# [Exercise requirements]
Every record must be repeated exactly; omit any pictures they contain.

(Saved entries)
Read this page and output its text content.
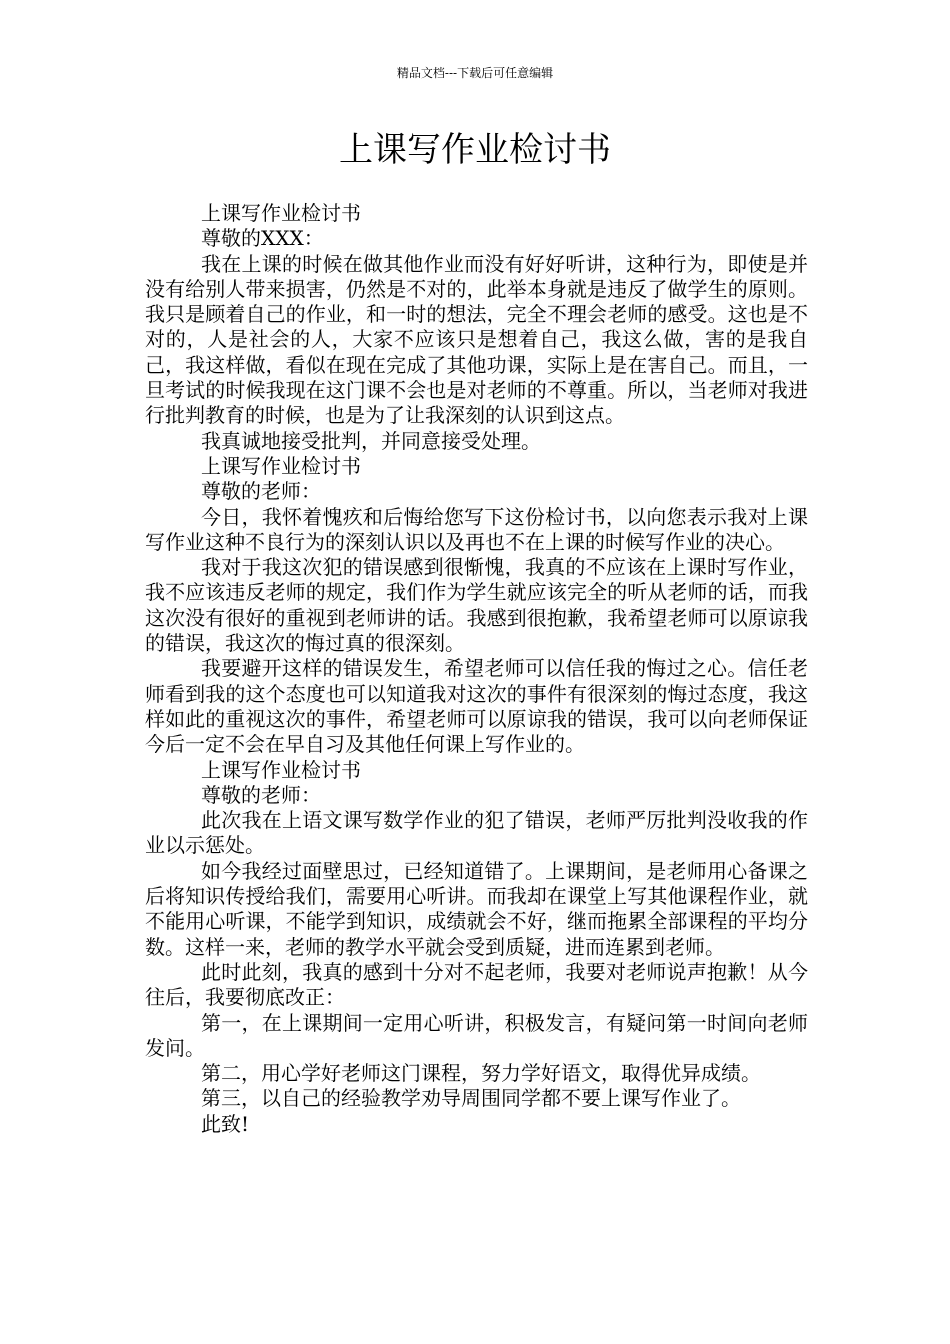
精品文档---下载后可任意编辑
上课写作业检讨书

上课写作业检讨书

尊敬的XXX：

我在上课的时候在做其他作业而没有好好听讲，这种行为，即使是并没有给别人带来损害，仍然是不对的，此举本身就是违反了做学生的原则。我只是顾着自己的作业，和一时的想法，完全不理会老师的感受。这也是不对的，人是社会的人，大家不应该只是想着自己，我这么做，害的是我自己，我这样做，看似在现在完成了其他功课，实际上是在害自己。而且，一旦考试的时候我现在这门课不会也是对老师的不尊重。所以，当老师对我进行批判教育的时候，也是为了让我深刻的认识到这点。

我真诚地接受批判，并同意接受处理。

上课写作业检讨书

尊敬的老师：

今日，我怀着愧疚和后悔给您写下这份检讨书，以向您表示我对上课写作业这种不良行为的深刻认识以及再也不在上课的时候写作业的决心。

我对于我这次犯的错误感到很惭愧，我真的不应该在上课时写作业，我不应该违反老师的规定，我们作为学生就应该完全的听从老师的话，而我这次没有很好的重视到老师讲的话。我感到很抱歉，我希望老师可以原谅我的错误，我这次的悔过真的很深刻。

我要避开这样的错误发生，希望老师可以信任我的悔过之心。信任老师看到我的这个态度也可以知道我对这次的事件有很深刻的悔过态度，我这样如此的重视这次的事件，希望老师可以原谅我的错误，我可以向老师保证今后一定不会在早自习及其他任何课上写作业的。

上课写作业检讨书

尊敬的老师：

此次我在上语文课写数学作业的犯了错误，老师严厉批判没收我的作业以示惩处。

如今我经过面壁思过，已经知道错了。上课期间，是老师用心备课之后将知识传授给我们，需要用心听讲。而我却在课堂上写其他课程作业，就不能用心听课，不能学到知识，成绩就会不好，继而拖累全部课程的平均分数。这样一来，老师的教学水平就会受到质疑，进而连累到老师。

此时此刻，我真的感到十分对不起老师，我要对老师说声抱歉！从今往后，我要彻底改正：

第一，在上课期间一定用心听讲，积极发言，有疑问第一时间向老师发问。

第二，用心学好老师这门课程，努力学好语文，取得优异成绩。

第三，以自己的经验教学劝导周围同学都不要上课写作业了。

此致!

# [Solution]
Read this page and output its text content.
精品文档---下载后可任意编辑
上课写作业检讨书

上课写作业检讨书

尊敬的XXX：

我在上课的时候在做其他作业而没有好好听讲，这种行为，即使是并没有给别人带来损害，仍然是不对的，此举本身就是违反了做学生的原则。我只是顾着自己的作业，和一时的想法，完全不理会老师的感受。这也是不对的，人是社会的人，大家不应该只是想着自己，我这么做，害的是我自己，我这样做，看似在现在完成了其他功课，实际上是在害自己。而且，一旦考试的时候我现在这门课不会也是对老师的不尊重。所以，当老师对我进行批判教育的时候，也是为了让我深刻的认识到这点。

我真诚地接受批判，并同意接受处理。

上课写作业检讨书

尊敬的老师：

今日，我怀着愧疚和后悔给您写下这份检讨书，以向您表示我对上课写作业这种不良行为的深刻认识以及再也不在上课的时候写作业的决心。

我对于我这次犯的错误感到很惭愧，我真的不应该在上课时写作业，我不应该违反老师的规定，我们作为学生就应该完全的听从老师的话，而我这次没有很好的重视到老师讲的话。我感到很抱歉，我希望老师可以原谅我的错误，我这次的悔过真的很深刻。

我要避开这样的错误发生，希望老师可以信任我的悔过之心。信任老师看到我的这个态度也可以知道我对这次的事件有很深刻的悔过态度，我这样如此的重视这次的事件，希望老师可以原谅我的错误，我可以向老师保证今后一定不会在早自习及其他任何课上写作业的。

上课写作业检讨书

尊敬的老师：

此次我在上语文课写数学作业的犯了错误，老师严厉批判没收我的作业以示惩处。

如今我经过面壁思过，已经知道错了。上课期间，是老师用心备课之后将知识传授给我们，需要用心听讲。而我却在课堂上写其他课程作业，就不能用心听课，不能学到知识，成绩就会不好，继而拖累全部课程的平均分数。这样一来，老师的教学水平就会受到质疑，进而连累到老师。

此时此刻，我真的感到十分对不起老师，我要对老师说声抱歉！从今往后，我要彻底改正：

第一，在上课期间一定用心听讲，积极发言，有疑问第一时间向老师发问。

第二，用心学好老师这门课程，努力学好语文，取得优异成绩。

第三，以自己的经验教学劝导周围同学都不要上课写作业了。

此致!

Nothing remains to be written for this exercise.